--- START OF DATA SUPPLIED ---

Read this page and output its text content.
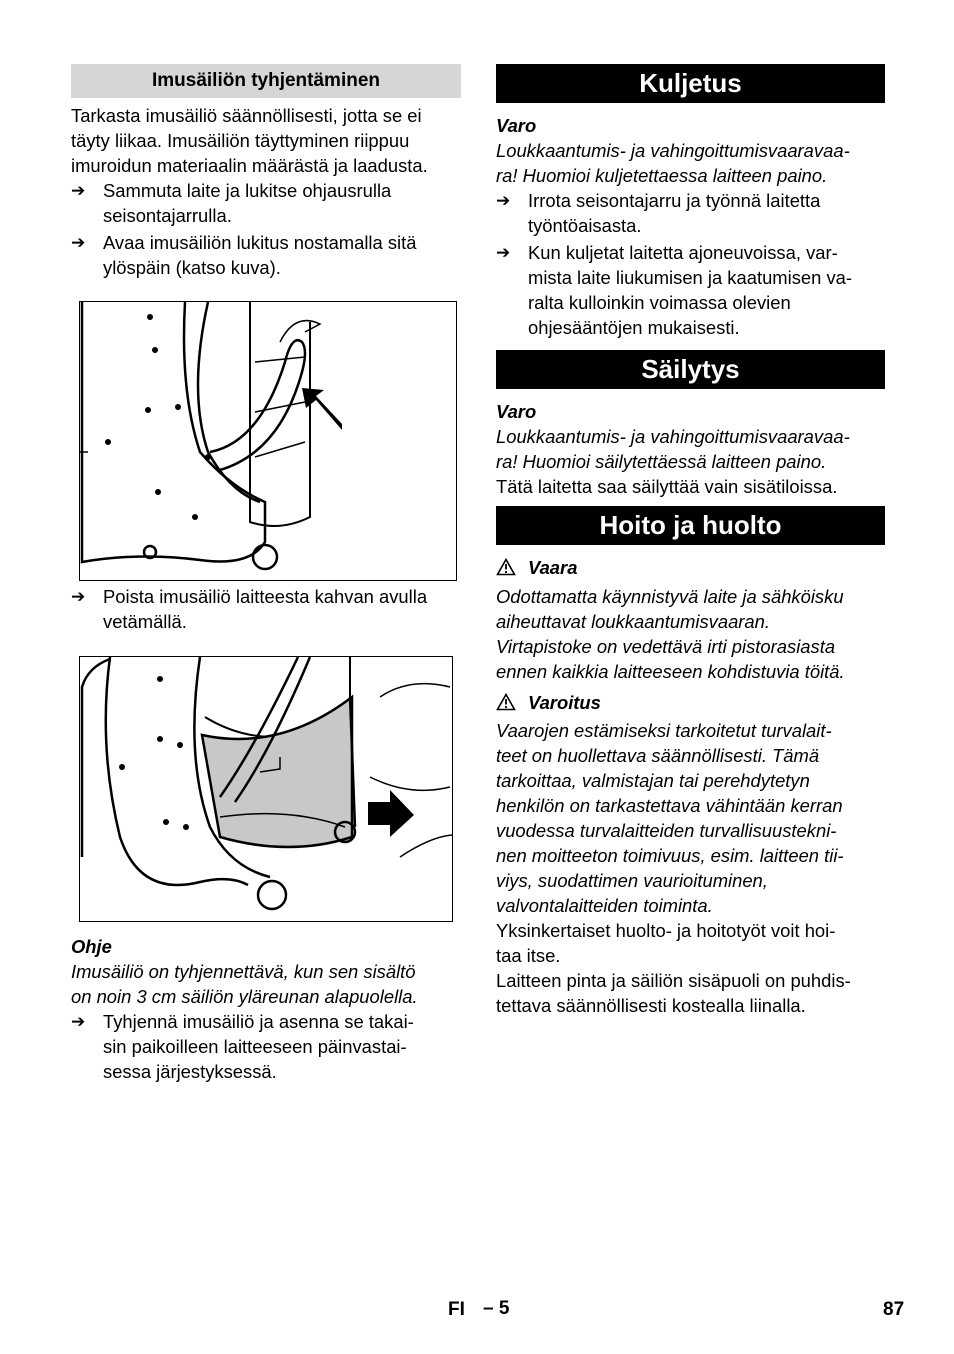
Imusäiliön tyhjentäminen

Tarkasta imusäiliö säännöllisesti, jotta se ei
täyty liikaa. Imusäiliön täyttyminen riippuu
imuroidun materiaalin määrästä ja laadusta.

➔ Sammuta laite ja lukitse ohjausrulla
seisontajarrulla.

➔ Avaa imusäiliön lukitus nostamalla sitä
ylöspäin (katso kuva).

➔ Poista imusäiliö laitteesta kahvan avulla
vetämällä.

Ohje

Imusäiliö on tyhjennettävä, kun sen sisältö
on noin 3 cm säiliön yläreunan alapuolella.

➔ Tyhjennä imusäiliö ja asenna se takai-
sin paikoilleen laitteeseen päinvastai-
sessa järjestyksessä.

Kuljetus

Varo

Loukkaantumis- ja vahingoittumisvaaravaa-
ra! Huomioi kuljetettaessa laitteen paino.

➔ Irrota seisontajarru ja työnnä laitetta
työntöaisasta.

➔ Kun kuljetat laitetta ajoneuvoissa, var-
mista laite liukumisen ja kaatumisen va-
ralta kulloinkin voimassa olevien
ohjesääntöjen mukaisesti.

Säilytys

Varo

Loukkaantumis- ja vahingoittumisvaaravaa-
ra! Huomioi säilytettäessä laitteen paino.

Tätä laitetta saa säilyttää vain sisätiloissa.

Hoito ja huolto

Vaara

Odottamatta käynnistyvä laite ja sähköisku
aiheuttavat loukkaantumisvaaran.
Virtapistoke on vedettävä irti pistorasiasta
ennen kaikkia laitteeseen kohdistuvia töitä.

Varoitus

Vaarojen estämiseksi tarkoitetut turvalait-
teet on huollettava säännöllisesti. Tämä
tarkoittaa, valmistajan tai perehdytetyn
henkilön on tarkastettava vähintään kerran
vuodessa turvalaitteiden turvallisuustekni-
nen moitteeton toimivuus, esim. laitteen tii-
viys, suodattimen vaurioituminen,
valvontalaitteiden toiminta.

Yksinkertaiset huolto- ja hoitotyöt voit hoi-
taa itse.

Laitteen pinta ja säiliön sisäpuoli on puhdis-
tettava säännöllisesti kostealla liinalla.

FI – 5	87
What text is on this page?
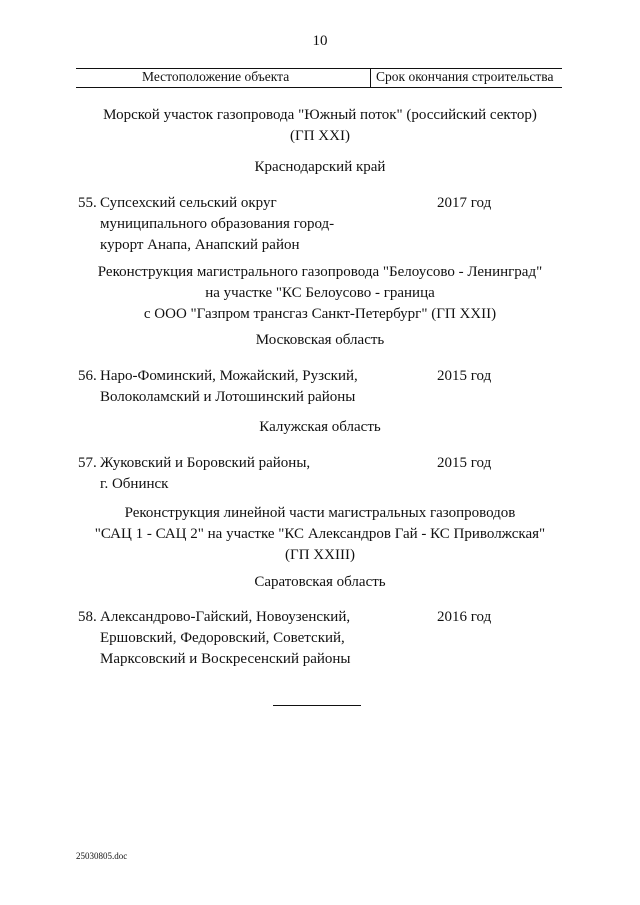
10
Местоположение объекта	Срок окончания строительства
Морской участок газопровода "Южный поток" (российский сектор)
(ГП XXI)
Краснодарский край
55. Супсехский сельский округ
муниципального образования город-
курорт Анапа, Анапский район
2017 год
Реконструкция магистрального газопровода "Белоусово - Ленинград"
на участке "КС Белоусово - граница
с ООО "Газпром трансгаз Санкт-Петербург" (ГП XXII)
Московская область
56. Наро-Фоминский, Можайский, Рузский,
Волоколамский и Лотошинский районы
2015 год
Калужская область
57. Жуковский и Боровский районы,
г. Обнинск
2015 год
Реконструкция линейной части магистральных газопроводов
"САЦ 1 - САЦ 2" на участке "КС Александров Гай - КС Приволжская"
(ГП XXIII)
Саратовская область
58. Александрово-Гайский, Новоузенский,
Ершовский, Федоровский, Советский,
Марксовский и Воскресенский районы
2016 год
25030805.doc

--- END OF DATA SUPPLIED ---

Pick out each line in the material containing "this".

Read this page and output its text content.
What text is on this page?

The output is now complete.